**TO BE DONE**
Which lines in the material below contain the word "footer"? Copy each of them.

Dataset records:
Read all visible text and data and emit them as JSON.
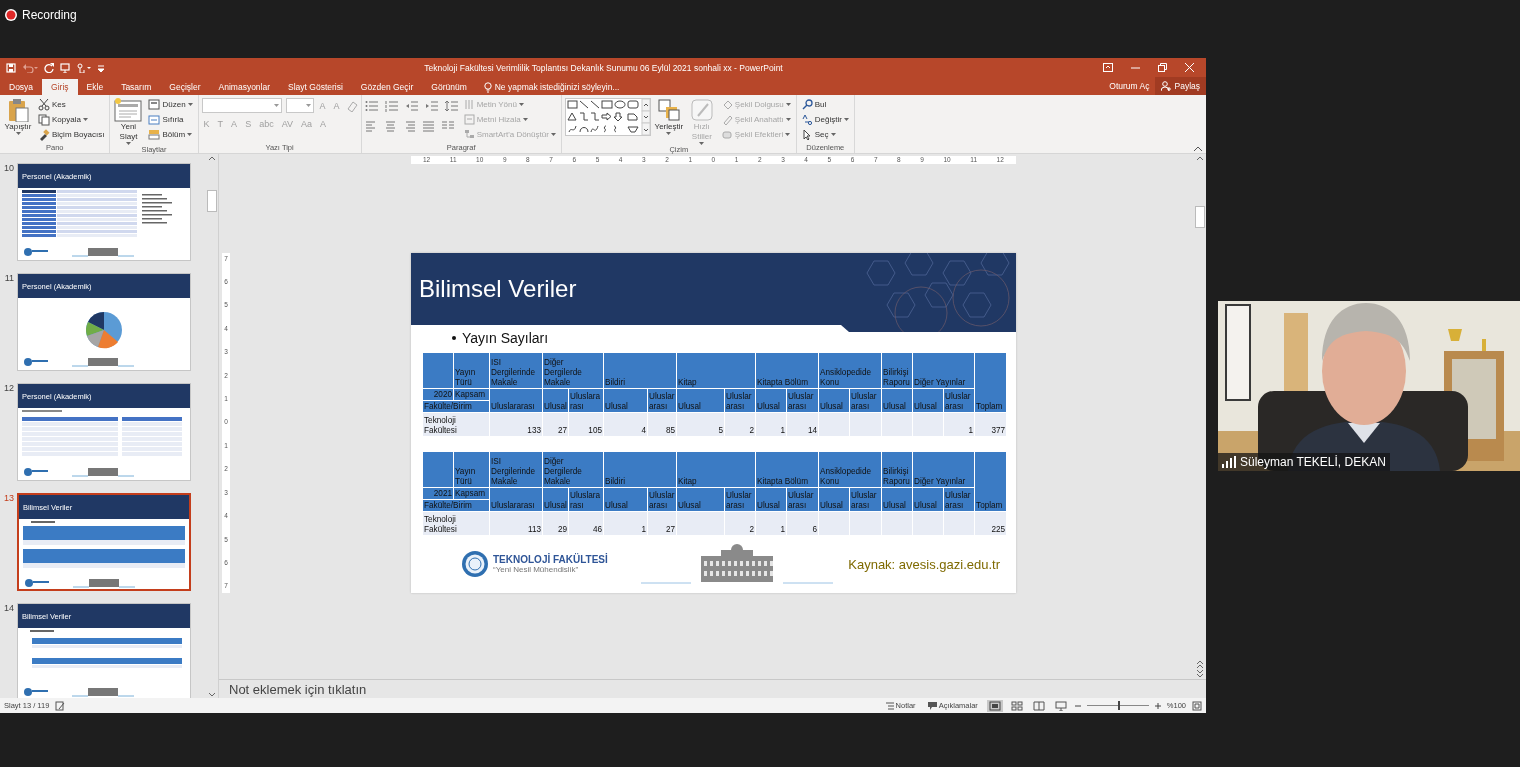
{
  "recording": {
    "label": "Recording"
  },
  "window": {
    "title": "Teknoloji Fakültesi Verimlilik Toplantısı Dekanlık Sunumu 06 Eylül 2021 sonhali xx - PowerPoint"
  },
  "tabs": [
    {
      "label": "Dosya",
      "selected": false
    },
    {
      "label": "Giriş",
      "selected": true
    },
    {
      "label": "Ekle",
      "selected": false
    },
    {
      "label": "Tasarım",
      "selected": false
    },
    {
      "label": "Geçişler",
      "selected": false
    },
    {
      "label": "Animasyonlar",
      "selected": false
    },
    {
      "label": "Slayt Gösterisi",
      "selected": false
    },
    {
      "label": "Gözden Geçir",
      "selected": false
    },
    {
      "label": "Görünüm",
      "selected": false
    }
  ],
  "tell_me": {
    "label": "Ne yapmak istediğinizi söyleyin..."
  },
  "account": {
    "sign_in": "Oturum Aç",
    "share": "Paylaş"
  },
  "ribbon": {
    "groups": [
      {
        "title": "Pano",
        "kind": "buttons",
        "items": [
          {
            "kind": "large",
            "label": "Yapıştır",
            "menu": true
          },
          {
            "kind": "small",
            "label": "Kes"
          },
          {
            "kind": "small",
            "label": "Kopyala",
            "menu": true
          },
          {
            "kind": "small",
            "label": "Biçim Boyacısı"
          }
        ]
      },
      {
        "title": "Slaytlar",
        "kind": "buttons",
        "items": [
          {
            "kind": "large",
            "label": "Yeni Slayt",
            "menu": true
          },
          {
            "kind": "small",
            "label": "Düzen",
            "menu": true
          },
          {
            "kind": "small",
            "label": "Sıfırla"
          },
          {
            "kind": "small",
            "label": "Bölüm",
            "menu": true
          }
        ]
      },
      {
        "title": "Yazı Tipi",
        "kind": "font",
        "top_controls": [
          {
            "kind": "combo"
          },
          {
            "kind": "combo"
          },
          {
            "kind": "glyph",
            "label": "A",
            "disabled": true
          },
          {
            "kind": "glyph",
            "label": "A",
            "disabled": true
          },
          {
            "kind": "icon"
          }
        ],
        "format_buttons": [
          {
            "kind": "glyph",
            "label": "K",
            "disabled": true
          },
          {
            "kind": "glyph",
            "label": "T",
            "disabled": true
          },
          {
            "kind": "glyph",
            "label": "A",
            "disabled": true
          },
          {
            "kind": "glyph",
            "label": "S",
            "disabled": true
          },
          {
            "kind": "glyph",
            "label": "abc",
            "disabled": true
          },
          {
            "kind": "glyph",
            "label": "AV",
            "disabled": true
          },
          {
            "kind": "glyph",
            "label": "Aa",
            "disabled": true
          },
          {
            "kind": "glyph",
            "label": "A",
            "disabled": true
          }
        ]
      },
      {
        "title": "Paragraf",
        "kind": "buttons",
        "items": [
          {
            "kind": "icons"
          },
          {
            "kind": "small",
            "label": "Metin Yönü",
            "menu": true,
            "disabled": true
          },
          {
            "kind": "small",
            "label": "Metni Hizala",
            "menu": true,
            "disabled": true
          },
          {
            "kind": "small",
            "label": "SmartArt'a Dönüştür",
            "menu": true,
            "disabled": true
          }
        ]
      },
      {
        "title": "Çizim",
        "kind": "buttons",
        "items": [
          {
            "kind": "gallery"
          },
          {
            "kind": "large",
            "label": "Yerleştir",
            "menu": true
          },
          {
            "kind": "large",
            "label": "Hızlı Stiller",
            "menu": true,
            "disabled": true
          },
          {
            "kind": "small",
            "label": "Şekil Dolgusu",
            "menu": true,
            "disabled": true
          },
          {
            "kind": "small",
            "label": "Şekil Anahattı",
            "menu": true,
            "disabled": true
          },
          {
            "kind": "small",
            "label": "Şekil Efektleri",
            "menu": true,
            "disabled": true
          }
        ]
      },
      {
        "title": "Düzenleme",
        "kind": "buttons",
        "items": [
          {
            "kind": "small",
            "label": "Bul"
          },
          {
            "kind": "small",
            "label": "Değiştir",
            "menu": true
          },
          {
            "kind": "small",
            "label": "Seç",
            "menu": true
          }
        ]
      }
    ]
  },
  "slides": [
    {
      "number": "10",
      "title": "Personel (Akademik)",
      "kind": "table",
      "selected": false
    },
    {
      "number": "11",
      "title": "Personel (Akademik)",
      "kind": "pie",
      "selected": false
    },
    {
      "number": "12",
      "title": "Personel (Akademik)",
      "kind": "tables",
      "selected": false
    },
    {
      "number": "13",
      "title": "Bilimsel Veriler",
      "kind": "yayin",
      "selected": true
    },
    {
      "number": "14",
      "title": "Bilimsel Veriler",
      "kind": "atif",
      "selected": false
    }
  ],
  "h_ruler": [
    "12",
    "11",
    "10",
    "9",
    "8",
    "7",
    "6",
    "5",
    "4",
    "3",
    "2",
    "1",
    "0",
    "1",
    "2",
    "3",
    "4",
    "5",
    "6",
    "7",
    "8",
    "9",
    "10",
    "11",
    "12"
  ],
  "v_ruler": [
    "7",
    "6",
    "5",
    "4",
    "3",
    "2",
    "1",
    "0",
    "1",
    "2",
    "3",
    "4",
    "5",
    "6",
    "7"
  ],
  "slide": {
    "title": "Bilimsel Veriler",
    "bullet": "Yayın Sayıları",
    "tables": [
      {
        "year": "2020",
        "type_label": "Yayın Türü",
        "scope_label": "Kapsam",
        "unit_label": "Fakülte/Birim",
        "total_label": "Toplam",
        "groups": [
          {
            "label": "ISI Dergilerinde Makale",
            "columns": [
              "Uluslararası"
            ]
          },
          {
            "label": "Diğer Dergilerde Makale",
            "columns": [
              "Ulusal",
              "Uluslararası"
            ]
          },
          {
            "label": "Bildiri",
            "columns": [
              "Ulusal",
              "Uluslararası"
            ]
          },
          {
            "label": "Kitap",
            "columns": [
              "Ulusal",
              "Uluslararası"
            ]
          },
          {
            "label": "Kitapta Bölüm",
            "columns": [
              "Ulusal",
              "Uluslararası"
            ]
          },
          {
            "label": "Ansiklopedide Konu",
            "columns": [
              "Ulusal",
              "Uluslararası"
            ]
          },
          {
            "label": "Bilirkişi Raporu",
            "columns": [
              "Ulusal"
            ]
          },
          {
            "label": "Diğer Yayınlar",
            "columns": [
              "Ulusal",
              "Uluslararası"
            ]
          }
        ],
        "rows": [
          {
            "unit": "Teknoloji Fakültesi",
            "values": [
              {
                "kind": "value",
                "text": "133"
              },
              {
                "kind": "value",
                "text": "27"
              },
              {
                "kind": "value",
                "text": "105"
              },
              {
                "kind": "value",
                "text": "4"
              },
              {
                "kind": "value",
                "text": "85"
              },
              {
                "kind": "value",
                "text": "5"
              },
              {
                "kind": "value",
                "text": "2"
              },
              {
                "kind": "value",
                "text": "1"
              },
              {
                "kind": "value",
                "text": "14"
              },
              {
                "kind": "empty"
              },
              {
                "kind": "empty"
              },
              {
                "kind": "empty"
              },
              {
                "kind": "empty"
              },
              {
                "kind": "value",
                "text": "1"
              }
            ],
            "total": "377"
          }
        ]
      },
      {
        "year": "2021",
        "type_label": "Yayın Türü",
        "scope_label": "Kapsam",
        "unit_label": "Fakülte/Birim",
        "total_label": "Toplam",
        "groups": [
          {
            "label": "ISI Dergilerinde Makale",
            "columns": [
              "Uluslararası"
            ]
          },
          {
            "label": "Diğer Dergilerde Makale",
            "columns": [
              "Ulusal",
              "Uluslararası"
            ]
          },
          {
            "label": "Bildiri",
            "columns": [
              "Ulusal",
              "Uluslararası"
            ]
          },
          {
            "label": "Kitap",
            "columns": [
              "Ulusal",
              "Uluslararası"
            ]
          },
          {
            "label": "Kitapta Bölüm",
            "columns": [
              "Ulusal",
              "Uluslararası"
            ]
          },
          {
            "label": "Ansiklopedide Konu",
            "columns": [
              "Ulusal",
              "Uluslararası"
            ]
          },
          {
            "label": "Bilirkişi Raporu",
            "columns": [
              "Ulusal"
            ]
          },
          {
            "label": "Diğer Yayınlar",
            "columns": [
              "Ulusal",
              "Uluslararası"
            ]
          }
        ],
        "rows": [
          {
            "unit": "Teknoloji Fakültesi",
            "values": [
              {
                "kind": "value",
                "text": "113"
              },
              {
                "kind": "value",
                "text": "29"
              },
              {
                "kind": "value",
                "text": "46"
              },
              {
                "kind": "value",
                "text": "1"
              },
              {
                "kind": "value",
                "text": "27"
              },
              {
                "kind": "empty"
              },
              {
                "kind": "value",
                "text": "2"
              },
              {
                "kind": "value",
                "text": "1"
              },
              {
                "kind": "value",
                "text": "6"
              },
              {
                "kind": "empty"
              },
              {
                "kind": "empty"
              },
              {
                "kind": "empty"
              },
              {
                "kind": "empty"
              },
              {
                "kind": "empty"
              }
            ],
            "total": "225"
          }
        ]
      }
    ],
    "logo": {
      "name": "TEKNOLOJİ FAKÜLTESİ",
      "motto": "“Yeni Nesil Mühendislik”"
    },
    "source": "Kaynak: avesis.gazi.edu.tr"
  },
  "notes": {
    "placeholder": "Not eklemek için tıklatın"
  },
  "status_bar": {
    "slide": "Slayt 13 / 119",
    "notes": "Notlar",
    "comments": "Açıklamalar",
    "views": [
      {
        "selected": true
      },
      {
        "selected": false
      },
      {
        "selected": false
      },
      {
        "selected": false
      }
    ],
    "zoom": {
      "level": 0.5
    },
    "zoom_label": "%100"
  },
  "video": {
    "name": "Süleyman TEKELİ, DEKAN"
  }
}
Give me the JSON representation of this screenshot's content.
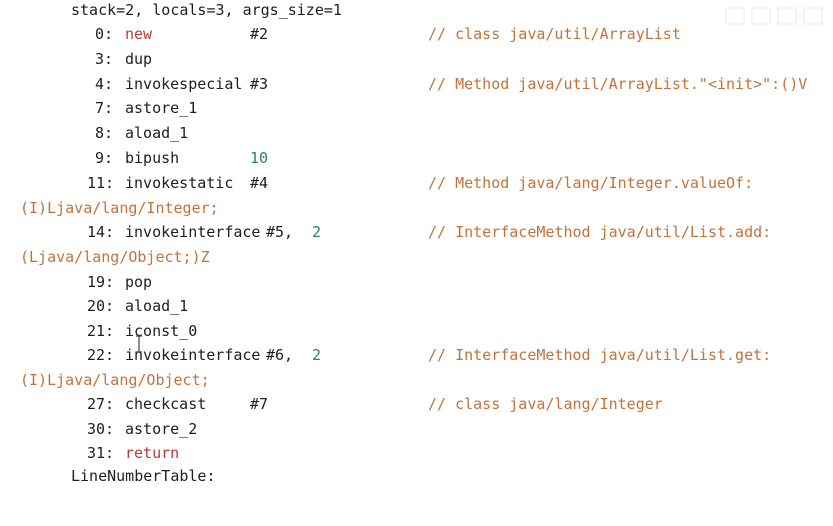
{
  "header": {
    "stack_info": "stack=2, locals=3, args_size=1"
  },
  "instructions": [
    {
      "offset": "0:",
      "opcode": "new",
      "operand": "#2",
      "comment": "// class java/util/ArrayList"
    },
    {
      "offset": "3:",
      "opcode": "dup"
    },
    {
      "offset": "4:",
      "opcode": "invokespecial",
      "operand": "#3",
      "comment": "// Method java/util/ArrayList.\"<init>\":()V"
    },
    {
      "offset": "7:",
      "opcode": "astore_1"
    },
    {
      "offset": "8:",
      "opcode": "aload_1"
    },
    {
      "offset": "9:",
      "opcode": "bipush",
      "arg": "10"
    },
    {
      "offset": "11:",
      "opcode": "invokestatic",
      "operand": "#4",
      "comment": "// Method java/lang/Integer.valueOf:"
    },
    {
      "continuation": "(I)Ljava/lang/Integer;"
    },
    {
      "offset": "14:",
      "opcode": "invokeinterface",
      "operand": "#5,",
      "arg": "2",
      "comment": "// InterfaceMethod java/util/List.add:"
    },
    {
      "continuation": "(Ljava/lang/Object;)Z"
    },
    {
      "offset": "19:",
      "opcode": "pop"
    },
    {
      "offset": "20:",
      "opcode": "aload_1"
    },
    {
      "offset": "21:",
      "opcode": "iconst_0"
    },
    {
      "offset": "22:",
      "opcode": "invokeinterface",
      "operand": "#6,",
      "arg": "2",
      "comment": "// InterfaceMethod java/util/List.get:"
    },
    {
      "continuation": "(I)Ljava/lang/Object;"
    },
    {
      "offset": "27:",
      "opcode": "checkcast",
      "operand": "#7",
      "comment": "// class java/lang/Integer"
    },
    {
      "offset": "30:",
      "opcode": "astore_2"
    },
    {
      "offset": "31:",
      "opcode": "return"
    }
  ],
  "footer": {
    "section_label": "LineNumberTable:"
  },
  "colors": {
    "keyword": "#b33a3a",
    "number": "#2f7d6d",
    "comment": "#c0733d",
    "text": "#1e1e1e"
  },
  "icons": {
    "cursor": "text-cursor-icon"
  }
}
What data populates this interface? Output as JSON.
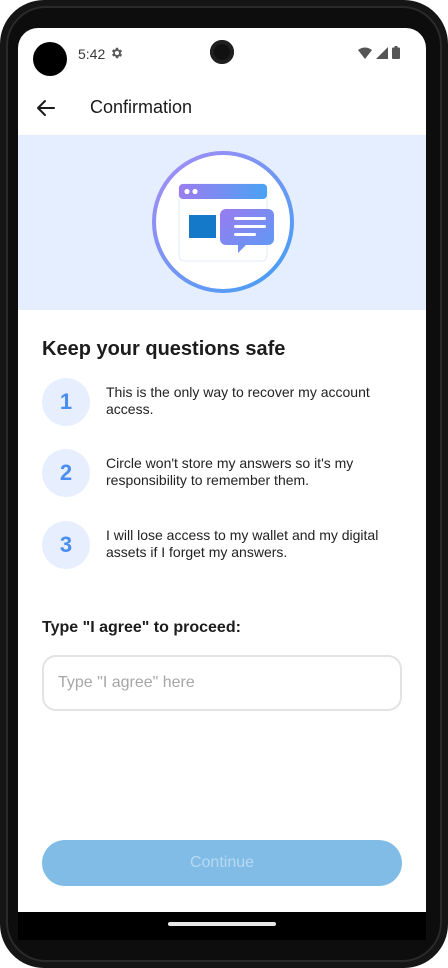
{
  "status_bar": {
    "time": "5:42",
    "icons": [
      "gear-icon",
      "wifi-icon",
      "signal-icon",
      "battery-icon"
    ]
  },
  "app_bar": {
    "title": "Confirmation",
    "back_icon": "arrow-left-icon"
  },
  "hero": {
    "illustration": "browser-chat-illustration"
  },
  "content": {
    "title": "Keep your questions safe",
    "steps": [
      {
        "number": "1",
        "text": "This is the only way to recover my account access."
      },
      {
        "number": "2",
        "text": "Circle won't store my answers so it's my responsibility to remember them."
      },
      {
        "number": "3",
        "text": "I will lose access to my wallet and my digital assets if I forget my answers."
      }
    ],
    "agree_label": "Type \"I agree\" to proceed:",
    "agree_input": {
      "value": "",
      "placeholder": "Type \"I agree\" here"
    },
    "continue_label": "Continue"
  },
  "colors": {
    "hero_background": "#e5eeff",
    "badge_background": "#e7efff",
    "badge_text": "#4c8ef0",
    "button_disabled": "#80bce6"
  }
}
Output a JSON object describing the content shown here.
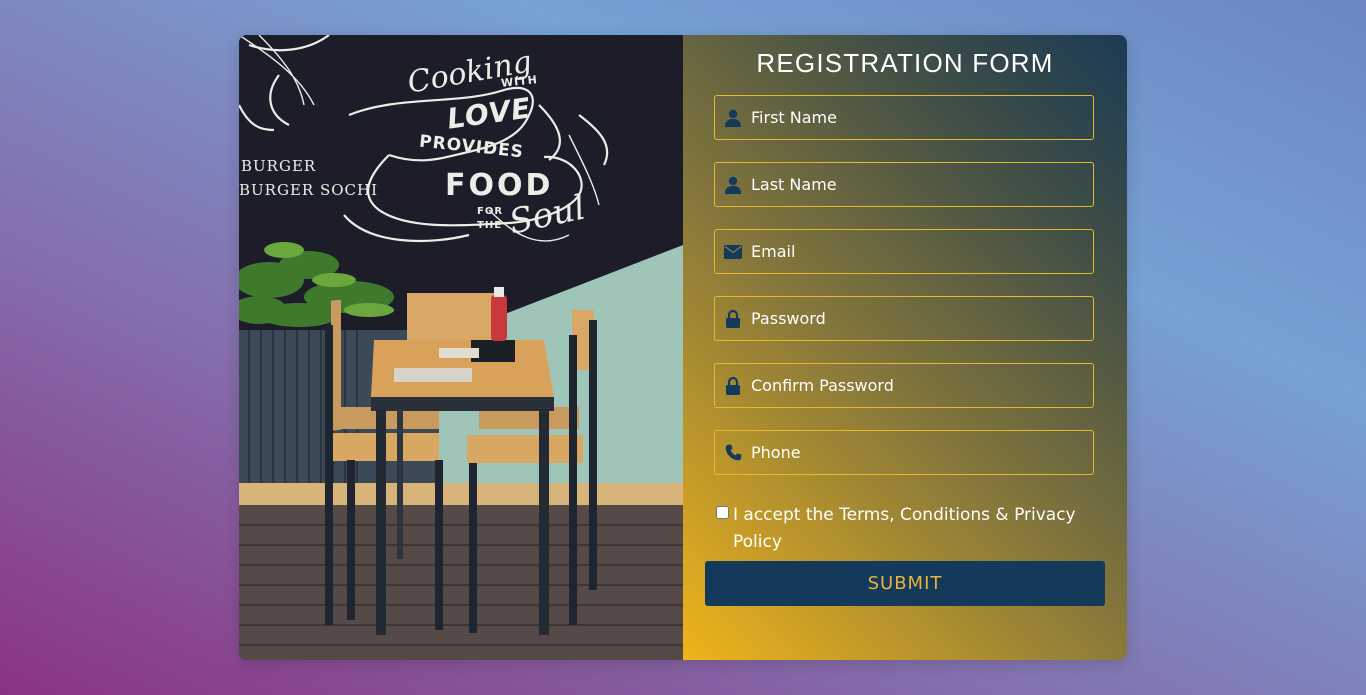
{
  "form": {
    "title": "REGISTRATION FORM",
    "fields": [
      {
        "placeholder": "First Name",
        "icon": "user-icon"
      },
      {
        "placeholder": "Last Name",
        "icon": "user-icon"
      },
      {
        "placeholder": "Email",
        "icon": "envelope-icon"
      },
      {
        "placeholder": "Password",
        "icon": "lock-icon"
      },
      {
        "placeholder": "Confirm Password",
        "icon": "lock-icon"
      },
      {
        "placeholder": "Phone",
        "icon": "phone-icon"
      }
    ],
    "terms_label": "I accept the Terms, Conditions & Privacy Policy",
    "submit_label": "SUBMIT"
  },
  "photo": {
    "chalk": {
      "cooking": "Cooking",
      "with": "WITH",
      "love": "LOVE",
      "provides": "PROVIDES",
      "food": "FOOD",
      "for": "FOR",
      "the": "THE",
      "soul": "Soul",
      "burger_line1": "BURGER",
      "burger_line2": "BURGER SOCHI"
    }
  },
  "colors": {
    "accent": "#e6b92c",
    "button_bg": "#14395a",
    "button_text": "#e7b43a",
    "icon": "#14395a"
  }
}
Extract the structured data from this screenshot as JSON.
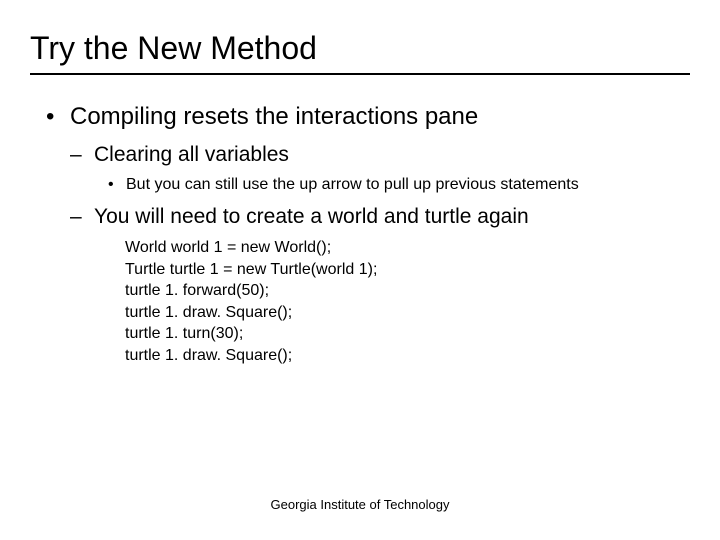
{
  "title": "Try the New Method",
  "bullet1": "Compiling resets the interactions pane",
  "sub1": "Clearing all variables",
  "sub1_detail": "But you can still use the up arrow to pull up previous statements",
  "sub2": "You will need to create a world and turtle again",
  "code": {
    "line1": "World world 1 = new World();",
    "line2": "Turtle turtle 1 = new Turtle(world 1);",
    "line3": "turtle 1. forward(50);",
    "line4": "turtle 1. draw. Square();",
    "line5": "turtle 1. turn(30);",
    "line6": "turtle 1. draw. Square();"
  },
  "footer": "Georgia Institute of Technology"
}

**RESPONSE**
  "footer": {
  "footer": "Georgia Institute of Technology"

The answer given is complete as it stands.